= Aim =
Repeat every line of the entries below without changing anything, but leave out the pictures.

Layout element annotations
________________________________________

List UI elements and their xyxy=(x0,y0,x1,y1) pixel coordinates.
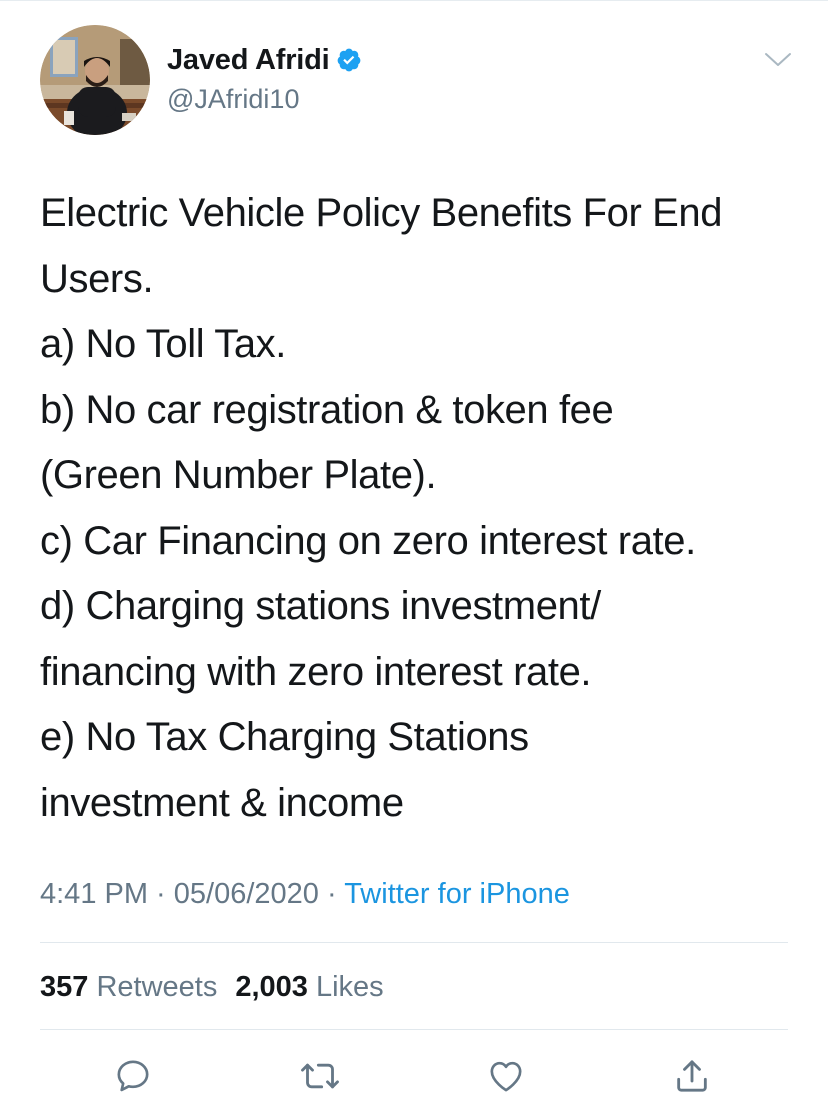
tweet-line: b) No car registration & token fee xyxy=(40,387,614,432)
retweet-icon xyxy=(301,1063,339,1089)
author-name-row[interactable]: Javed Afridi xyxy=(167,40,362,80)
likes-stat[interactable]: 2,003 Likes xyxy=(235,971,383,1003)
meta-separator: · xyxy=(148,878,174,910)
verified-badge-icon xyxy=(336,47,362,73)
tweet-date[interactable]: 05/06/2020 xyxy=(174,878,319,910)
divider xyxy=(40,942,788,943)
tweet-detail-page: Javed Afridi @JAfridi10 Electric Vehicle… xyxy=(0,0,828,1118)
display-name[interactable]: Javed Afridi xyxy=(167,44,330,77)
tweet-line: c) Car Financing on zero interest rate. xyxy=(40,518,696,563)
meta-separator: · xyxy=(318,878,345,910)
avatar[interactable] xyxy=(40,25,150,135)
retweets-stat[interactable]: 357 Retweets xyxy=(40,971,217,1003)
reply-button[interactable] xyxy=(111,1054,155,1098)
tweet-text: Electric Vehicle Policy Benefits For End… xyxy=(40,181,810,836)
top-border xyxy=(0,0,828,1)
like-button[interactable] xyxy=(484,1054,528,1098)
tweet-line: Electric Vehicle Policy Benefits For End xyxy=(40,191,723,235)
retweet-button[interactable] xyxy=(298,1054,342,1098)
likes-label: Likes xyxy=(315,971,384,1003)
avatar-photo xyxy=(40,25,150,135)
tweet-line: e) No Tax Charging Stations xyxy=(40,715,529,759)
author-handle[interactable]: @JAfridi10 xyxy=(167,84,299,115)
divider xyxy=(40,1029,788,1030)
retweets-count: 357 xyxy=(40,971,89,1003)
reply-icon xyxy=(117,1060,149,1092)
tweet-source-link[interactable]: Twitter for iPhone xyxy=(344,878,570,910)
share-button[interactable] xyxy=(670,1054,714,1098)
tweet-meta: 4:41 PM · 05/06/2020 · Twitter for iPhon… xyxy=(40,874,570,914)
tweet-line: (Green Number Plate). xyxy=(40,453,437,497)
heart-icon xyxy=(490,1061,522,1092)
tweet-time[interactable]: 4:41 PM xyxy=(40,878,148,910)
tweet-line: investment & income xyxy=(40,780,404,825)
tweet-line: Users. xyxy=(40,256,154,301)
share-icon xyxy=(677,1060,707,1092)
retweets-label: Retweets xyxy=(96,971,218,1003)
tweet-menu-button[interactable] xyxy=(760,44,796,76)
chevron-down-icon xyxy=(765,53,791,66)
tweet-stats: 357 Retweets 2,003 Likes xyxy=(40,967,384,1007)
tweet-line: a) No Toll Tax. xyxy=(40,322,286,366)
tweet-line: d) Charging stations investment/ xyxy=(40,584,601,628)
likes-count: 2,003 xyxy=(235,971,308,1003)
tweet-line: financing with zero interest rate. xyxy=(40,649,592,694)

________________________________________

= Answer for this exercise =
List UI elements and their xyxy=(x0,y0,x1,y1) pixel coordinates.
tweet-line: b) No car registration & token fee xyxy=(40,387,614,432)
retweet-icon xyxy=(301,1063,339,1089)
author-name-row[interactable]: Javed Afridi xyxy=(167,40,362,80)
likes-stat[interactable]: 2,003 Likes xyxy=(235,971,383,1003)
meta-separator: · xyxy=(148,878,174,910)
verified-badge-icon xyxy=(336,47,362,73)
tweet-date[interactable]: 05/06/2020 xyxy=(174,878,319,910)
divider xyxy=(40,942,788,943)
tweet-detail-page: Javed Afridi @JAfridi10 Electric Vehicle… xyxy=(0,0,828,1118)
display-name[interactable]: Javed Afridi xyxy=(167,44,330,77)
tweet-line: c) Car Financing on zero interest rate. xyxy=(40,518,696,563)
meta-separator: · xyxy=(318,878,345,910)
avatar[interactable] xyxy=(40,25,150,135)
retweets-stat[interactable]: 357 Retweets xyxy=(40,971,217,1003)
reply-button[interactable] xyxy=(111,1054,155,1098)
tweet-text: Electric Vehicle Policy Benefits For End… xyxy=(40,181,810,836)
top-border xyxy=(0,0,828,1)
like-button[interactable] xyxy=(484,1054,528,1098)
tweet-line: Electric Vehicle Policy Benefits For End xyxy=(40,191,723,235)
retweet-button[interactable] xyxy=(298,1054,342,1098)
likes-label: Likes xyxy=(315,971,384,1003)
avatar-photo xyxy=(40,25,150,135)
tweet-line: e) No Tax Charging Stations xyxy=(40,715,529,759)
author-handle[interactable]: @JAfridi10 xyxy=(167,84,299,115)
divider xyxy=(40,1029,788,1030)
retweets-count: 357 xyxy=(40,971,89,1003)
reply-icon xyxy=(117,1060,149,1092)
tweet-source-link[interactable]: Twitter for iPhone xyxy=(344,878,570,910)
share-button[interactable] xyxy=(670,1054,714,1098)
tweet-meta: 4:41 PM · 05/06/2020 · Twitter for iPhon… xyxy=(40,874,570,914)
tweet-line: (Green Number Plate). xyxy=(40,453,437,497)
heart-icon xyxy=(490,1061,522,1092)
tweet-time[interactable]: 4:41 PM xyxy=(40,878,148,910)
tweet-line: investment & income xyxy=(40,780,404,825)
tweet-line: Users. xyxy=(40,256,154,301)
share-icon xyxy=(677,1060,707,1092)
retweets-label: Retweets xyxy=(96,971,218,1003)
tweet-menu-button[interactable] xyxy=(760,44,796,76)
chevron-down-icon xyxy=(765,53,791,66)
tweet-stats: 357 Retweets 2,003 Likes xyxy=(40,967,384,1007)
tweet-line: a) No Toll Tax. xyxy=(40,322,286,366)
tweet-line: d) Charging stations investment/ xyxy=(40,584,601,628)
likes-count: 2,003 xyxy=(235,971,308,1003)
tweet-line: financing with zero interest rate. xyxy=(40,649,592,694)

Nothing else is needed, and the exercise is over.